- _LISTED RECORDS_
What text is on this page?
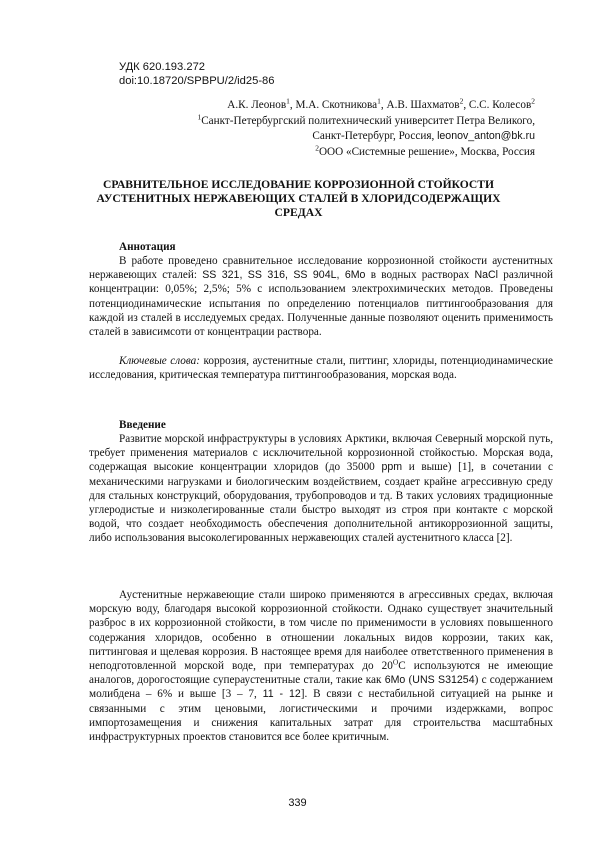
УДК 620.193.272
doi:10.18720/SPBPU/2/id25-86
А.К. Леонов$^1$, М.А. Скотникова$^1$, А.В. Шахматов$^2$, С.С. Колесов$^2$
$^1$Санкт-Петербургский политехнический университет Петра Великого,
Санкт-Петербург, Россия, leonov_anton@bk.ru
$^2$ООО «Системные решение», Москва, Россия
СРАВНИТЕЛЬНОЕ ИССЛЕДОВАНИЕ КОРРОЗИОННОЙ СТОЙКОСТИ
АУСТЕНИТНЫХ НЕРЖАВЕЮЩИХ СТАЛЕЙ В ХЛОРИДСОДЕРЖАЩИХ
СРЕДАХ
Аннотация
В работе проведено сравнительное исследование коррозионной стойкости аустенитных нержавеющих сталей: SS 321, SS 316, SS 904L, 6Mo в водных растворах NaCl различной концентрации: 0,05%; 2,5%; 5% с использованием электрохимических методов. Проведены потенциодинамические испытания по определению потенциалов питтингообразования для каждой из сталей в исследуемых средах. Полученные данные позволяют оценить применимость сталей в зависимсоти от концентрации раствора.
Ключевые слова: коррозия, аустенитные стали, питтинг, хлориды, потенциодинамические исследования, критическая температура питтингообразования, морская вода.
Введение
Развитие морской инфраструктуры в условиях Арктики, включая Северный морской путь, требует применения материалов с исключительной коррозионной стойкостью. Морская вода, содержащая высокие концентрации хлоридов (до 35000 ppm и выше) [1], в сочетании с механическими нагрузками и биологическим воздействием, создает крайне агрессивную среду для стальных конструкций, оборудования, трубопроводов и тд. В таких условиях традиционные углеродистые и низколегированные стали быстро выходят из строя при контакте с морской водой, что создает необходимость обеспечения дополнительной антикоррозионной защиты, либо использования высоколегированных нержавеющих сталей аустенитного класса [2].
Аустенитные нержавеющие стали широко применяются в агрессивных средах, включая морскую воду, благодаря высокой коррозионной стойкости. Однако существует значительный разброс в их коррозионной стойкости, в том числе по применимости в условиях повышенного содержания хлоридов, особенно в отношении локальных видов коррозии, таких как, питтинговая и щелевая коррозия. В настоящее время для наиболее ответственного применения в неподготовленной морской воде, при температурах до $20^OС$ используются не имеющие аналогов, дорогостоящие супераустенитные стали, такие как 6Mo (UNS S31254) с содержанием молибдена – 6% и выше [3 – 7, 11 - 12]. В связи с нестабильной ситуацией на рынке и связанными с этим ценовыми, логистическими и прочими издержками, вопрос импортозамещения и снижения капитальных затрат для строительства масштабных инфраструктурных проектов становится все более критичным.
339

- _THE PROBLEM_
From the entries above, extract each line containing "вода".

- _FINISHED EXERCISE_
Ключевые слова: коррозия, аустенитные стали, питтинг, хлориды, потенциодинамические исследования, критическая температура питтингообразования, морская вода.
Развитие морской инфраструктуры в условиях Арктики, включая Северный морской путь, требует применения материалов с исключительной коррозионной стойкостью. Морская вода, содержащая высокие концентрации хлоридов (до 35000 ppm и выше) [1], в сочетании с механическими нагрузками и биологическим воздействием, создает крайне агрессивную среду для стальных конструкций, оборудования, трубопроводов и тд. В таких условиях традиционные углеродистые и низколегированные стали быстро выходят из строя при контакте с морской водой, что создает необходимость обеспечения дополнительной антикоррозионной защиты, либо использования высоколегированных нержавеющих сталей аустенитного класса [2].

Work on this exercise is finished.